▶ **EXERCISE TASK**: Reproduce the records. Keep every word exact and include no images.

▶ **DATA SHOWN**:
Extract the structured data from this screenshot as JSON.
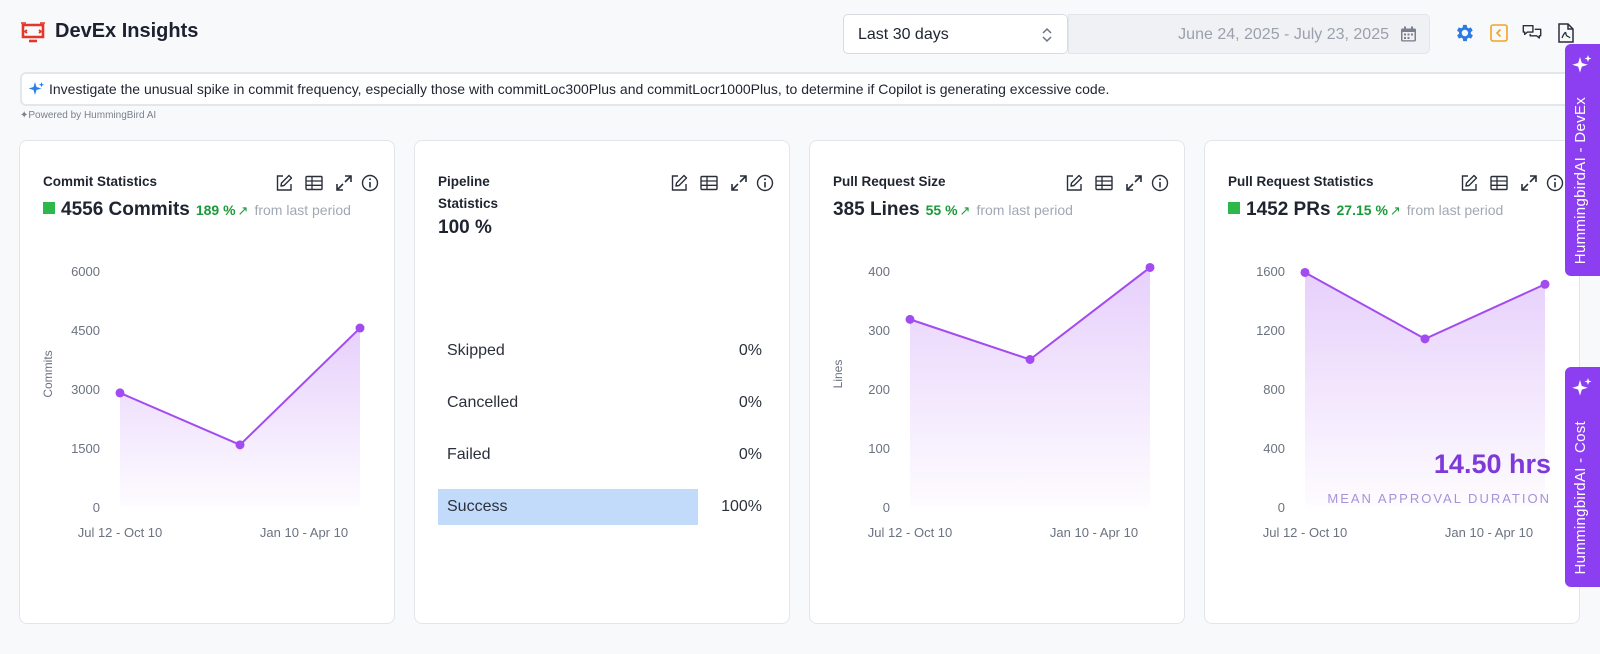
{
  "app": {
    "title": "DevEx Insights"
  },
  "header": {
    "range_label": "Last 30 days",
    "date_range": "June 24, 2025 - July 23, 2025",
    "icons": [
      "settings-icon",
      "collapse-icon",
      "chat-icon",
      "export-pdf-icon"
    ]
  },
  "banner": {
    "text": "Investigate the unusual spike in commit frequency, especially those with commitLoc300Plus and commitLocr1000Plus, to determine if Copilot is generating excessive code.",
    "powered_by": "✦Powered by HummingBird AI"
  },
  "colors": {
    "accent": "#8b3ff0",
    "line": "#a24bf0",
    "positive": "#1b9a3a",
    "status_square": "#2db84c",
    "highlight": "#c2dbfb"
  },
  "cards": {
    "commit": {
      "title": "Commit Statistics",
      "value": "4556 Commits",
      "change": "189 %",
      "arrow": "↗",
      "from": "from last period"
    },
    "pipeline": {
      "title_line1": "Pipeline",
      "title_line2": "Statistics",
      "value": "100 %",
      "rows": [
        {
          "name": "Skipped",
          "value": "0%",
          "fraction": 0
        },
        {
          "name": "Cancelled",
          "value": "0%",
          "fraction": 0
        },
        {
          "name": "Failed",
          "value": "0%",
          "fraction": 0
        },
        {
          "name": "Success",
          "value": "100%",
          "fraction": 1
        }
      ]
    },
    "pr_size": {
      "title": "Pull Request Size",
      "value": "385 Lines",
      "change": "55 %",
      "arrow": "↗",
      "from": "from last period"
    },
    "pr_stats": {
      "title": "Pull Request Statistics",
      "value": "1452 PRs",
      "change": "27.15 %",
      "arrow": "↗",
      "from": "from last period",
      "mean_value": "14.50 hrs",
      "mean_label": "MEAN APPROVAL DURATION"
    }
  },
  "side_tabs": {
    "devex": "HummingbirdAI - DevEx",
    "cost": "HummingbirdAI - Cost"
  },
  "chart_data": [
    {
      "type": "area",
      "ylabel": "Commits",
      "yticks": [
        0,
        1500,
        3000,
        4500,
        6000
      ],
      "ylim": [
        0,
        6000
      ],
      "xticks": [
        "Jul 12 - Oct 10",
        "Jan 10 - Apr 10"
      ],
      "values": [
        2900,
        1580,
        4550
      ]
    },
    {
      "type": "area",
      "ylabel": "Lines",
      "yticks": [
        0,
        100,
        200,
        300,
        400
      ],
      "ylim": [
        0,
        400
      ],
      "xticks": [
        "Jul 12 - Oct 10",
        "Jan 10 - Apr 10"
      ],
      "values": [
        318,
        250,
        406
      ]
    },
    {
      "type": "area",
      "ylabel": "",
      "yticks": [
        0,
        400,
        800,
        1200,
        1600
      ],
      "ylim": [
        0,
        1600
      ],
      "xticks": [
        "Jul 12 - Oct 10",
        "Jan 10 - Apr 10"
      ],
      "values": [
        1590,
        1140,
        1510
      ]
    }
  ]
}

▶ **WRITTEN ANSWER**:
Extract the structured data from this screenshot as JSON.
{
  "app": {
    "title": "DevEx Insights"
  },
  "header": {
    "range_label": "Last 30 days",
    "date_range": "June 24, 2025 - July 23, 2025",
    "icons": [
      "settings-icon",
      "collapse-icon",
      "chat-icon",
      "export-pdf-icon"
    ]
  },
  "banner": {
    "text": "Investigate the unusual spike in commit frequency, especially those with commitLoc300Plus and commitLocr1000Plus, to determine if Copilot is generating excessive code.",
    "powered_by": "✦Powered by HummingBird AI"
  },
  "colors": {
    "accent": "#8b3ff0",
    "line": "#a24bf0",
    "positive": "#1b9a3a",
    "status_square": "#2db84c",
    "highlight": "#c2dbfb"
  },
  "cards": {
    "commit": {
      "title": "Commit Statistics",
      "value": "4556 Commits",
      "change": "189 %",
      "arrow": "↗",
      "from": "from last period"
    },
    "pipeline": {
      "title_line1": "Pipeline",
      "title_line2": "Statistics",
      "value": "100 %",
      "rows": [
        {
          "name": "Skipped",
          "value": "0%",
          "fraction": 0
        },
        {
          "name": "Cancelled",
          "value": "0%",
          "fraction": 0
        },
        {
          "name": "Failed",
          "value": "0%",
          "fraction": 0
        },
        {
          "name": "Success",
          "value": "100%",
          "fraction": 1
        }
      ]
    },
    "pr_size": {
      "title": "Pull Request Size",
      "value": "385 Lines",
      "change": "55 %",
      "arrow": "↗",
      "from": "from last period"
    },
    "pr_stats": {
      "title": "Pull Request Statistics",
      "value": "1452 PRs",
      "change": "27.15 %",
      "arrow": "↗",
      "from": "from last period",
      "mean_value": "14.50 hrs",
      "mean_label": "MEAN APPROVAL DURATION"
    }
  },
  "side_tabs": {
    "devex": "HummingbirdAI - DevEx",
    "cost": "HummingbirdAI - Cost"
  },
  "chart_data": [
    {
      "type": "area",
      "ylabel": "Commits",
      "yticks": [
        0,
        1500,
        3000,
        4500,
        6000
      ],
      "ylim": [
        0,
        6000
      ],
      "xticks": [
        "Jul 12 - Oct 10",
        "Jan 10 - Apr 10"
      ],
      "values": [
        2900,
        1580,
        4550
      ]
    },
    {
      "type": "area",
      "ylabel": "Lines",
      "yticks": [
        0,
        100,
        200,
        300,
        400
      ],
      "ylim": [
        0,
        400
      ],
      "xticks": [
        "Jul 12 - Oct 10",
        "Jan 10 - Apr 10"
      ],
      "values": [
        318,
        250,
        406
      ]
    },
    {
      "type": "area",
      "ylabel": "",
      "yticks": [
        0,
        400,
        800,
        1200,
        1600
      ],
      "ylim": [
        0,
        1600
      ],
      "xticks": [
        "Jul 12 - Oct 10",
        "Jan 10 - Apr 10"
      ],
      "values": [
        1590,
        1140,
        1510
      ]
    }
  ]
}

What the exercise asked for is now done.